* To do
Pull out every line below holding the word "воды".

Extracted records
----------

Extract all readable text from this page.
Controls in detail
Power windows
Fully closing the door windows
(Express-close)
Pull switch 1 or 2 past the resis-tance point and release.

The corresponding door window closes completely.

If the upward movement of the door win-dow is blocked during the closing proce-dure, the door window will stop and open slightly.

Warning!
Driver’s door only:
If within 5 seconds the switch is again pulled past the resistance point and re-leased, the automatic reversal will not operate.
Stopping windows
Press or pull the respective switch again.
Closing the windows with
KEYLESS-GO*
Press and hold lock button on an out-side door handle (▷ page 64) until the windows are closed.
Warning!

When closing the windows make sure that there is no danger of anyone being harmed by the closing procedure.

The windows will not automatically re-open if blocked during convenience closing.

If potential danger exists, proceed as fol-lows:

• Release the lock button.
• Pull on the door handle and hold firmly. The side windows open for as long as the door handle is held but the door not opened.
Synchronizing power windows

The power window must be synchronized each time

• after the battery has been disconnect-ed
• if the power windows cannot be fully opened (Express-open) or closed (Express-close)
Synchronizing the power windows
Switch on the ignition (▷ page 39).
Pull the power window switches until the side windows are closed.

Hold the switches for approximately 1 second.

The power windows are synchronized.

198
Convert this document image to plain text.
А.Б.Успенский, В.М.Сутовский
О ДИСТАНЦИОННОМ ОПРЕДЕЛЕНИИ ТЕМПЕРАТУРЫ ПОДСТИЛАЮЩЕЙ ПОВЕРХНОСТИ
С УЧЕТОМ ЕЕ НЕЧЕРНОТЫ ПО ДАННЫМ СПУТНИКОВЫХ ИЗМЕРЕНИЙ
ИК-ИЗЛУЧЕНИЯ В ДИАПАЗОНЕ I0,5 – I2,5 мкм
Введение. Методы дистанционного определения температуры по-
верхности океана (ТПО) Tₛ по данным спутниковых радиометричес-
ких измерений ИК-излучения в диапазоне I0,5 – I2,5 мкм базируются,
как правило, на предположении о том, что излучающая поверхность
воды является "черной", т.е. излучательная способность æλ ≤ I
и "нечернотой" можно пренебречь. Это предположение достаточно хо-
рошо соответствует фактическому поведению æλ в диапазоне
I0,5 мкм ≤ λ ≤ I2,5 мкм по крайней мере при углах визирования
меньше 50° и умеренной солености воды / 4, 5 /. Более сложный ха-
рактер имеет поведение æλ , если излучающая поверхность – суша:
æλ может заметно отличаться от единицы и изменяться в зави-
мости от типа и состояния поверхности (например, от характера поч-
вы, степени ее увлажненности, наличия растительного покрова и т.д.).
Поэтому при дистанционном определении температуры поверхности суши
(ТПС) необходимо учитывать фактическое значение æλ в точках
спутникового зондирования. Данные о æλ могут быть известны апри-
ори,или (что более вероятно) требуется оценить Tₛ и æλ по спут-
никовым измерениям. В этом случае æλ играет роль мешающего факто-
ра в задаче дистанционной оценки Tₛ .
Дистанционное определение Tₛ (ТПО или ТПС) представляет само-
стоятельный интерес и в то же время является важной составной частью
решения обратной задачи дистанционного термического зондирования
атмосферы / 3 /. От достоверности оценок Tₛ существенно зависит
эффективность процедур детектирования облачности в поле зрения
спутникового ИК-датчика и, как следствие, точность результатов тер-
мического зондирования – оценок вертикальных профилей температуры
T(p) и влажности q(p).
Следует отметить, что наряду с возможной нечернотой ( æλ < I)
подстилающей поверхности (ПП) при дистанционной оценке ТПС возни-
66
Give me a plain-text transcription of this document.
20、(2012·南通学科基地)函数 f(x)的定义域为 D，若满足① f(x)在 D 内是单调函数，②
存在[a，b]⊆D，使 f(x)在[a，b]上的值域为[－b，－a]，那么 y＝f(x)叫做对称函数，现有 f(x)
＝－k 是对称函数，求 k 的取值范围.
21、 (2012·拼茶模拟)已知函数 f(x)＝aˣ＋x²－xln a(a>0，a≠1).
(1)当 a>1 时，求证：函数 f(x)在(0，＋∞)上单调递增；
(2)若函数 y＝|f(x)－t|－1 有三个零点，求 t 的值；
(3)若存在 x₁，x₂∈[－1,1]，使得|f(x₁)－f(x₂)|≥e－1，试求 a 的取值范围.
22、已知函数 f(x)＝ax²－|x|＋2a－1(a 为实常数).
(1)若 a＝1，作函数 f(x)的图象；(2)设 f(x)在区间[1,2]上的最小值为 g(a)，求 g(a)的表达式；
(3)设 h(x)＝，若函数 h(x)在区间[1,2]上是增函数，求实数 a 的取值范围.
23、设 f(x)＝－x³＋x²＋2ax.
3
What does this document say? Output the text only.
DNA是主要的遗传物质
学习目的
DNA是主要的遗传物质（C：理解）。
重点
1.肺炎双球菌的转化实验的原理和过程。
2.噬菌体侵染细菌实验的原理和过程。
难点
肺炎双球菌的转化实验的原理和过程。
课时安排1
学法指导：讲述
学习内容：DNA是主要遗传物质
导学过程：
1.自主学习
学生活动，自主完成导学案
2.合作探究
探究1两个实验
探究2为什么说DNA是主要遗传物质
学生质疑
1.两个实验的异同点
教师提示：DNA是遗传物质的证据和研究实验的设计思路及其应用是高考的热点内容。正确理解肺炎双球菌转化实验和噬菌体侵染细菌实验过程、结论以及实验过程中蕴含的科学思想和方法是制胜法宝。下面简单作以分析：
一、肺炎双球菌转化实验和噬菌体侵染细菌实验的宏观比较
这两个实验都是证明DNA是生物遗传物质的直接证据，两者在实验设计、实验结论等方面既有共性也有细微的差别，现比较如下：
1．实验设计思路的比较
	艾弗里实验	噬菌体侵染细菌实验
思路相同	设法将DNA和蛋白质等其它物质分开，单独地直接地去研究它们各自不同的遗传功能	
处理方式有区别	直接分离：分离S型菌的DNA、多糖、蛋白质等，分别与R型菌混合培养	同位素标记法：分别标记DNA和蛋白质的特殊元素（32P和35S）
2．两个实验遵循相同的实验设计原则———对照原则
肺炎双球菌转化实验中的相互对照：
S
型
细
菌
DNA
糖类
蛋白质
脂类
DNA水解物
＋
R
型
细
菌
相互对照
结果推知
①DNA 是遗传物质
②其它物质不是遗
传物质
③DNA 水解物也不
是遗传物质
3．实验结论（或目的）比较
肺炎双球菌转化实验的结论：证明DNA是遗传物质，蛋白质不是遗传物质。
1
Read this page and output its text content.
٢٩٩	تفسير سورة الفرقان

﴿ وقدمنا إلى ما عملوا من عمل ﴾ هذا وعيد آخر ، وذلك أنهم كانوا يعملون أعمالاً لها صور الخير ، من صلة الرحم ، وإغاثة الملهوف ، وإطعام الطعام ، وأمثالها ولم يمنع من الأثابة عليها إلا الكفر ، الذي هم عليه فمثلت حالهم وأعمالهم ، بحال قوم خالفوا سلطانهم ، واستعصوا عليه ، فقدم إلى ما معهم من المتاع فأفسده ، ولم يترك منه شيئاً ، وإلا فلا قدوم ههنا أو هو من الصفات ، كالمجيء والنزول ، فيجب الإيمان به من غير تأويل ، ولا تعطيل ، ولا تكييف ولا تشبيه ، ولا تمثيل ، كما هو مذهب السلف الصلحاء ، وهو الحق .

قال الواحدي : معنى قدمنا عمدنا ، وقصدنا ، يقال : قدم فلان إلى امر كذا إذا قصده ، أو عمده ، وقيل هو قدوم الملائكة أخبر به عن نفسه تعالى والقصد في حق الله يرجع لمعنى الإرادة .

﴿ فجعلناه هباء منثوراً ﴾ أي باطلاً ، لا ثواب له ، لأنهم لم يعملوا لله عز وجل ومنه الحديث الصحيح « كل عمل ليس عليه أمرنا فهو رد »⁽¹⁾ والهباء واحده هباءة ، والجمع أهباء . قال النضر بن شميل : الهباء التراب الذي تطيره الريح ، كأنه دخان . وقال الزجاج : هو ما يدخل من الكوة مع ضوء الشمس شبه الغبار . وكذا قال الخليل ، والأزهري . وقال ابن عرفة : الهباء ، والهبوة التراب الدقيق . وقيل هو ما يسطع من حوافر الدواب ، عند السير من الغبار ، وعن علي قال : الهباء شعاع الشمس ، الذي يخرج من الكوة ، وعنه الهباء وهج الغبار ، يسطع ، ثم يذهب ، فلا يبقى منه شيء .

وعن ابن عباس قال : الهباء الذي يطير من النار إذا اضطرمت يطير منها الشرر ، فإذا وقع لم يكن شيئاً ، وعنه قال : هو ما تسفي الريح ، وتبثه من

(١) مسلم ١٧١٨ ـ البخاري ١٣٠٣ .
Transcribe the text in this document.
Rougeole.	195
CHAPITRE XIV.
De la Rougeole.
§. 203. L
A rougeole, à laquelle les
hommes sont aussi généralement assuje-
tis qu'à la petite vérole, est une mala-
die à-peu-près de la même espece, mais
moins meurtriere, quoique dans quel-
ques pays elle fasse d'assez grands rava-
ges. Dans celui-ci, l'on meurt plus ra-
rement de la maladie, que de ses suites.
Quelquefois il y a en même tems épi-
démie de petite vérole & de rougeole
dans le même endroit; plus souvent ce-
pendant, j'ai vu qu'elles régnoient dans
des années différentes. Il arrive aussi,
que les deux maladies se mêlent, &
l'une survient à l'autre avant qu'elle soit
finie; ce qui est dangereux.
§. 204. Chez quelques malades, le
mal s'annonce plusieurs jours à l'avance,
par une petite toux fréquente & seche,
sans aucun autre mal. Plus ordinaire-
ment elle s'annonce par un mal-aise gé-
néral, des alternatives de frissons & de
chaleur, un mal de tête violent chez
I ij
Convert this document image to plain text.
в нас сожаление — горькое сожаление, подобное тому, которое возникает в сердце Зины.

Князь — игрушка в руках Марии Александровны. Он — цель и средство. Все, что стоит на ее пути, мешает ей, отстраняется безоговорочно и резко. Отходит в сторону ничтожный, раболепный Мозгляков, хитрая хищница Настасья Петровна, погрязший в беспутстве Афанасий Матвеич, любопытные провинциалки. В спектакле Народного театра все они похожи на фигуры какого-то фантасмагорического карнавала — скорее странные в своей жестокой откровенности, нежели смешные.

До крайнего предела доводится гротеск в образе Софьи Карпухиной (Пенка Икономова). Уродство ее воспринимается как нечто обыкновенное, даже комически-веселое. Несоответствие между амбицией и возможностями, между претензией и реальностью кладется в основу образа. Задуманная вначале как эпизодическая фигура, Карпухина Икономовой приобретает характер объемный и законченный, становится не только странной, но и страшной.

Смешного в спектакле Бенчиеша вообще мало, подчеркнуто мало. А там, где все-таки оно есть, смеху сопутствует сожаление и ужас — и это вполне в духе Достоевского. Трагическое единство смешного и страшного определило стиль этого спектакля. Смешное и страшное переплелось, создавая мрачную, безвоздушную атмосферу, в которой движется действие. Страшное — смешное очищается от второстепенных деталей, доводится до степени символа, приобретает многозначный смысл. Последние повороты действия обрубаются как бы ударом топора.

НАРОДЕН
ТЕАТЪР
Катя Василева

----------

* Expected answer
воды является "черной", т.е. излучательная способность æλ ≤ I
меньше 50° и умеренной солености воды / 4, 5 /. Более сложный ха-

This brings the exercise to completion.